Extract to read:
# # # # # # #

We live in a cul se sac so take him out there and luckily we and our neighbour have a biggish green oustide our front garden so we can play xx

Toddlerteaplease · 22/05/2020 21:50

I'm a peadiatric nurse. I am still working. Though as I have MS I have a risk assessment to not look after covid patients. He was in a yellow area awaiting swab results. But asymptomatic and was a total surprise that he tested positive. I want to get swabbed now. But can't unless symptomatic. Not happy about that. Apparently I just have to suck it up.

SylvanianFrenemies · 22/05/2020 21:51

We are in a better position than many as I'm hone with my partner and kids, I'm working and can call/videocall family. Also, I'm fairly antisocial!

Hazelnutlatteplease · 22/05/2020 21:51

Shielding is a cynical govenment policy to avoid accusations of callousness. It comes in especially handy now they are having to release lockdown for economic reasons.

Shielding came of the back of nice guidelines. NICE guidlines state that doctors are able to prioritise access to intensive care to those most likely to benefit. Those with preexisting conditions (Even well managed) were not to be prioritised, those who were dependent on others for their needs may not even be referred to hospital.

# # # # # # #

Tasks for this exercise:
1) In the forum thread, what condition does the poster who works as a pediatric nurse say she has?
2) From the forum thread, extract the passage between "Shielding is a" and "for economic reasons.", inclusive.
The listing comes from a different source than the forum thread.

Dataset records
# # # # # # #

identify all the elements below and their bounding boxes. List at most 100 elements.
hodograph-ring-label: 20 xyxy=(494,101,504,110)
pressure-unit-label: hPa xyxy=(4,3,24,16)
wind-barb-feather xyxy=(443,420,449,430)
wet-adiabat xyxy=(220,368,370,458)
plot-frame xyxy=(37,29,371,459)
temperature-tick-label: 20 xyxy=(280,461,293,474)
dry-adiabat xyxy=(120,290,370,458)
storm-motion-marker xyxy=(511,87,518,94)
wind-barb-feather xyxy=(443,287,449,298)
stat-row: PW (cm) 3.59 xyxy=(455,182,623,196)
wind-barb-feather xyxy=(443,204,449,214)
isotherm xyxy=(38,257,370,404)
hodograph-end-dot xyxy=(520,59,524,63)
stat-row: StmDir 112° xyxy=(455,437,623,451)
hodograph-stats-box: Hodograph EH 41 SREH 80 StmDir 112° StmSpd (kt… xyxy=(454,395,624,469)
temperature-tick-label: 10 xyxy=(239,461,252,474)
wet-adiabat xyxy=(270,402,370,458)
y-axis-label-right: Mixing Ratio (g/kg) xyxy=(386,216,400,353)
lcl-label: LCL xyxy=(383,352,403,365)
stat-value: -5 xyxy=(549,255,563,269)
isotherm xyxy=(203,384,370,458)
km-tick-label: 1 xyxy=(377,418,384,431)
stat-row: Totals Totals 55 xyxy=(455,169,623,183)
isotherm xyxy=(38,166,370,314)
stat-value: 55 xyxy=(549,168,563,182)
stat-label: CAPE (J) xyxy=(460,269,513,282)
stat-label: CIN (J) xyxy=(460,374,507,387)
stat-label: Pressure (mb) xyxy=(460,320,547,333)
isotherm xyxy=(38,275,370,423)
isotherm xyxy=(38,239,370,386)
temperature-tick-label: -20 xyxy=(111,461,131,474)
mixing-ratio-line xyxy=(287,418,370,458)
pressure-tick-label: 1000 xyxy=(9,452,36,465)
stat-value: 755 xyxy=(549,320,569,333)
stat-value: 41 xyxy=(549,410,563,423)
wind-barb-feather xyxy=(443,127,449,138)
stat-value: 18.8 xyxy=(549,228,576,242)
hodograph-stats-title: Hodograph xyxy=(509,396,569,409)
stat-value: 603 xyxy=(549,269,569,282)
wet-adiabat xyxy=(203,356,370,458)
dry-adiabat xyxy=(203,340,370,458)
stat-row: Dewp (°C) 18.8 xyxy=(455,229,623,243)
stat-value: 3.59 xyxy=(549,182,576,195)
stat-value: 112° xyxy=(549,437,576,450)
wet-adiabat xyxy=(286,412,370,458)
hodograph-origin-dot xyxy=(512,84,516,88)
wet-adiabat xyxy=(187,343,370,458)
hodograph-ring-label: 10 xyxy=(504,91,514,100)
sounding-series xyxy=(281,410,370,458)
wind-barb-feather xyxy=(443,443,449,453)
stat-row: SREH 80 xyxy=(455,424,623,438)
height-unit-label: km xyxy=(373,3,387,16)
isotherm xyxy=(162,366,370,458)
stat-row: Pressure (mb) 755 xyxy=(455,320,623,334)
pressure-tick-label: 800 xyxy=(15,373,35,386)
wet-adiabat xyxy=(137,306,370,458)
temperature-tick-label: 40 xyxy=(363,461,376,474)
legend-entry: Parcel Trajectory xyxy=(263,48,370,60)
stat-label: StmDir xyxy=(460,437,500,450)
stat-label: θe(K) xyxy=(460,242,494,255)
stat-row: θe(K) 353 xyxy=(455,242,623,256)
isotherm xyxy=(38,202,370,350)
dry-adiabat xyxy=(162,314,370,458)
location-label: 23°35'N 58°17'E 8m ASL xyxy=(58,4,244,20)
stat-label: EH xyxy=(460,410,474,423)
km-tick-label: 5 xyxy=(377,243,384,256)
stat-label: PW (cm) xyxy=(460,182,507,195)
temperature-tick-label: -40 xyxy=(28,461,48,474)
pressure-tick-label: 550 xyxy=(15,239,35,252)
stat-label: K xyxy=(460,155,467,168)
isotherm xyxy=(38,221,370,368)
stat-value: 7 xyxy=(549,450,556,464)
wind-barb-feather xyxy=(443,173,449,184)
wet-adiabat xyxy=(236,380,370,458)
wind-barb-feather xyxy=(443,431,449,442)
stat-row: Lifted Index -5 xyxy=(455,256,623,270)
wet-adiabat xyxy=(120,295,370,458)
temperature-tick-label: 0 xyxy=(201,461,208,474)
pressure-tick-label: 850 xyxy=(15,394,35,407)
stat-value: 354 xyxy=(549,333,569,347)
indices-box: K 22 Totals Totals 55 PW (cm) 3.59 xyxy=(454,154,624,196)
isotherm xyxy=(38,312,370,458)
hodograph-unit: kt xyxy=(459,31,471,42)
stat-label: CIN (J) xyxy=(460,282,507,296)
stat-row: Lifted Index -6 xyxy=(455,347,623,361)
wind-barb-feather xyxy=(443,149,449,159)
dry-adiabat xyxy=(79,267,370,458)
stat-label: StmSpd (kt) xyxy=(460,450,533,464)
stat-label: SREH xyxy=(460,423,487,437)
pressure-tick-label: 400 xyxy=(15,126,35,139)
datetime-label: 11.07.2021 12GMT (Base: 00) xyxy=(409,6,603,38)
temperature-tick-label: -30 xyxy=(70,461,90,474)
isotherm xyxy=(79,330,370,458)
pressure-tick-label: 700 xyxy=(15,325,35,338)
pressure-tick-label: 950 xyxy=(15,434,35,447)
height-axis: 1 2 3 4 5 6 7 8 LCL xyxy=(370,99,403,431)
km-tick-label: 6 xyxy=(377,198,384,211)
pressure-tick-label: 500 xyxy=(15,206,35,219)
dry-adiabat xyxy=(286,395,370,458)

# # # # # # #

Responses to the tasks:
1) MS.

2)
Shielding is a cynical govenment policy to avoid accusations of callousness. It comes in especially handy now they are having to release lockdown for economic reasons.